[Data records]
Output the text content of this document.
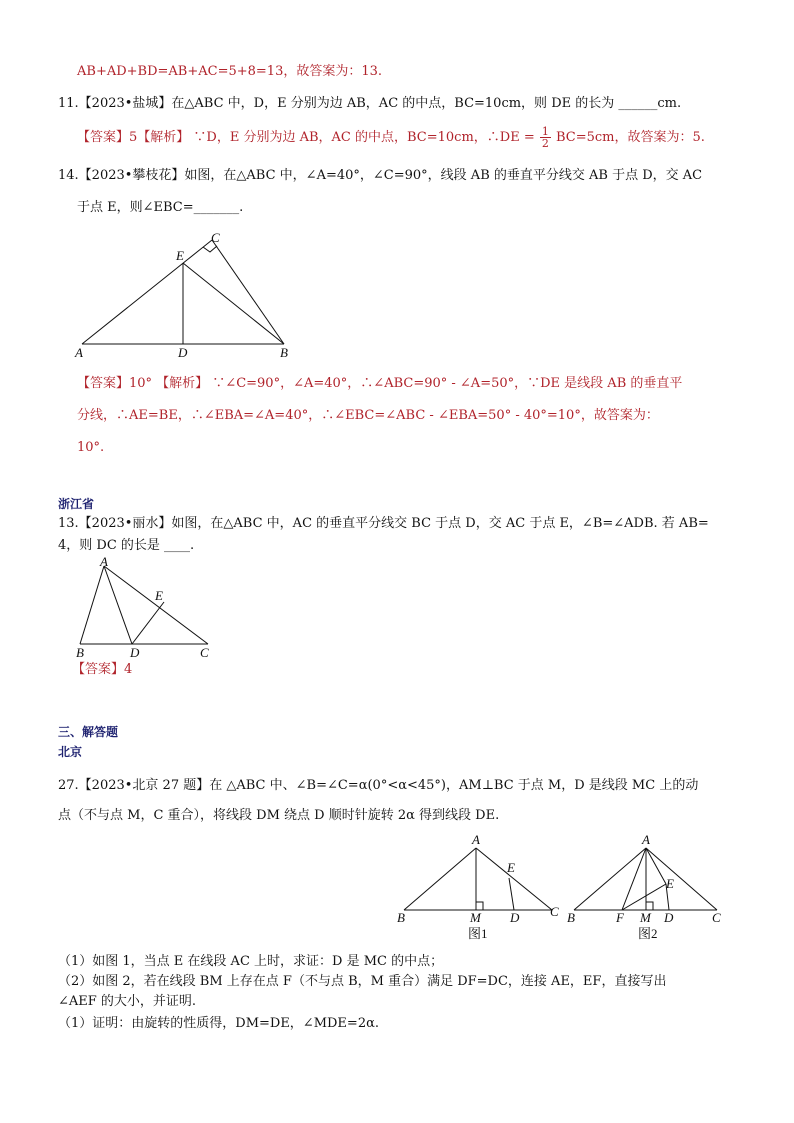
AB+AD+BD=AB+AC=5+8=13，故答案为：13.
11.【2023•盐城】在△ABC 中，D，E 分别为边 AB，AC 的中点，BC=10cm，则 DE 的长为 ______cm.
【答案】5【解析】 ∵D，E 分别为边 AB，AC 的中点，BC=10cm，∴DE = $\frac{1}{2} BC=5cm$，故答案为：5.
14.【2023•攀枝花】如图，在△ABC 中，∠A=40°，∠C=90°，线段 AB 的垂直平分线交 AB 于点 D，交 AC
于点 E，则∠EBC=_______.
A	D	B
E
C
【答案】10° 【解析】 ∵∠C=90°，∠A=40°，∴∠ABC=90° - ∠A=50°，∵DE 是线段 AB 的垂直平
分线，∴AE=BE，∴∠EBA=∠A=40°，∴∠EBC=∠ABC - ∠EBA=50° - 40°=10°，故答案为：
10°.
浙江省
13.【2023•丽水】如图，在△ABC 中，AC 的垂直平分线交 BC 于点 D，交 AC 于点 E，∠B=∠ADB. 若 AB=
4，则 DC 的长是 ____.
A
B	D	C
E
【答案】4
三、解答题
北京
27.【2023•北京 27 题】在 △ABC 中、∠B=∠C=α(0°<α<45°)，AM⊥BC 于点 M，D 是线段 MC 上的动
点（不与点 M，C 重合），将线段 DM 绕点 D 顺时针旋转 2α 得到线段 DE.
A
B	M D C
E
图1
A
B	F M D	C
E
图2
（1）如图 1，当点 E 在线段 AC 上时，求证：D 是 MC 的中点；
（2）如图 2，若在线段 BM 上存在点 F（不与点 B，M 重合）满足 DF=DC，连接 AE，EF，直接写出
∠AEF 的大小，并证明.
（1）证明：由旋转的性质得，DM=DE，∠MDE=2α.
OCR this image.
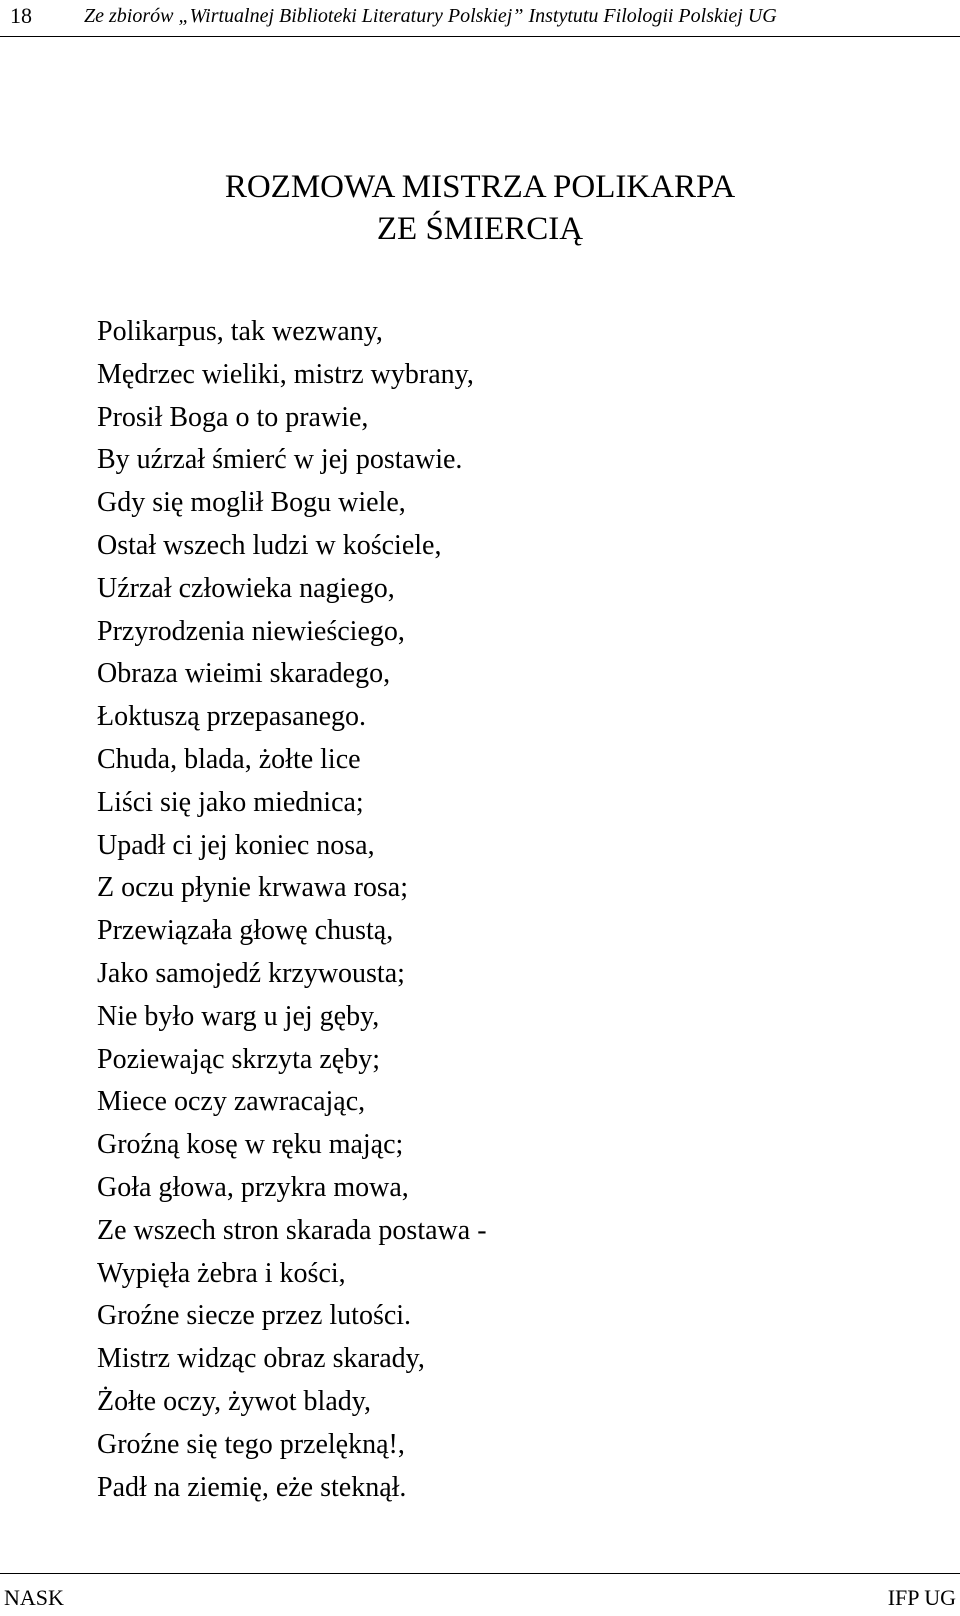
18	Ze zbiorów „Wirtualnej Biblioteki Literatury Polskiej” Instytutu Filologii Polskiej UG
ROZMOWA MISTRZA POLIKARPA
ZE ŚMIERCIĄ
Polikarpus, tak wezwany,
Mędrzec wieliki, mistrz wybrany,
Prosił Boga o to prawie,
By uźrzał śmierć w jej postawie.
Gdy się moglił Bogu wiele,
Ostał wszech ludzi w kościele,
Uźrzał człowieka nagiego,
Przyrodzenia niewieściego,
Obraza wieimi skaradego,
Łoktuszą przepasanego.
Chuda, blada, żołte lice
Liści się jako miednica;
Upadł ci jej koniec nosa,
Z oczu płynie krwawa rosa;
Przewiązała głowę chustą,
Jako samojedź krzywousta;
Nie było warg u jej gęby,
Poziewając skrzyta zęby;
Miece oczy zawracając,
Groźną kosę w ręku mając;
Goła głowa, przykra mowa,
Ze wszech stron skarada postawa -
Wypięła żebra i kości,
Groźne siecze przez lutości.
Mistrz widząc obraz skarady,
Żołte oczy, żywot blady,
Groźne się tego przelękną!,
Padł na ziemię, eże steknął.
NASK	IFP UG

• _Exercise details_
Skip the pictures, then retype every line above exactly.

• _In response_
Output the text content of this document.
AB+AD+BD=AB+AC=5+8=13，故答案为：13.
11.【2023•盐城】在△ABC 中，D，E 分别为边 AB，AC 的中点，BC=10cm，则 DE 的长为 ______cm.
【答案】5【解析】 ∵D，E 分别为边 AB，AC 的中点，BC=10cm，∴DE = $\frac{1}{2} BC=5cm$，故答案为：5.
14.【2023•攀枝花】如图，在△ABC 中，∠A=40°，∠C=90°，线段 AB 的垂直平分线交 AB 于点 D，交 AC
于点 E，则∠EBC=_______.
A	D	B
E
C
【答案】10° 【解析】 ∵∠C=90°，∠A=40°，∴∠ABC=90° - ∠A=50°，∵DE 是线段 AB 的垂直平
分线，∴AE=BE，∴∠EBA=∠A=40°，∴∠EBC=∠ABC - ∠EBA=50° - 40°=10°，故答案为：
10°.
浙江省
13.【2023•丽水】如图，在△ABC 中，AC 的垂直平分线交 BC 于点 D，交 AC 于点 E，∠B=∠ADB. 若 AB=
4，则 DC 的长是 ____.
A
B	D	C
E
【答案】4
三、解答题
北京
27.【2023•北京 27 题】在 △ABC 中、∠B=∠C=α(0°<α<45°)，AM⊥BC 于点 M，D 是线段 MC 上的动
点（不与点 M，C 重合），将线段 DM 绕点 D 顺时针旋转 2α 得到线段 DE.
A
B	M D C
E
图1
A
B	F M D	C
E
图2
（1）如图 1，当点 E 在线段 AC 上时，求证：D 是 MC 的中点；
（2）如图 2，若在线段 BM 上存在点 F（不与点 B，M 重合）满足 DF=DC，连接 AE，EF，直接写出
∠AEF 的大小，并证明.
（1）证明：由旋转的性质得，DM=DE，∠MDE=2α.
OCR this image.
18	Ze zbiorów „Wirtualnej Biblioteki Literatury Polskiej” Instytutu Filologii Polskiej UG
ROZMOWA MISTRZA POLIKARPA
ZE ŚMIERCIĄ
Polikarpus, tak wezwany,
Mędrzec wieliki, mistrz wybrany,
Prosił Boga o to prawie,
By uźrzał śmierć w jej postawie.
Gdy się moglił Bogu wiele,
Ostał wszech ludzi w kościele,
Uźrzał człowieka nagiego,
Przyrodzenia niewieściego,
Obraza wieimi skaradego,
Łoktuszą przepasanego.
Chuda, blada, żołte lice
Liści się jako miednica;
Upadł ci jej koniec nosa,
Z oczu płynie krwawa rosa;
Przewiązała głowę chustą,
Jako samojedź krzywousta;
Nie było warg u jej gęby,
Poziewając skrzyta zęby;
Miece oczy zawracając,
Groźną kosę w ręku mając;
Goła głowa, przykra mowa,
Ze wszech stron skarada postawa -
Wypięła żebra i kości,
Groźne siecze przez lutości.
Mistrz widząc obraz skarady,
Żołte oczy, żywot blady,
Groźne się tego przelękną!,
Padł na ziemię, eże steknął.
NASK	IFP UG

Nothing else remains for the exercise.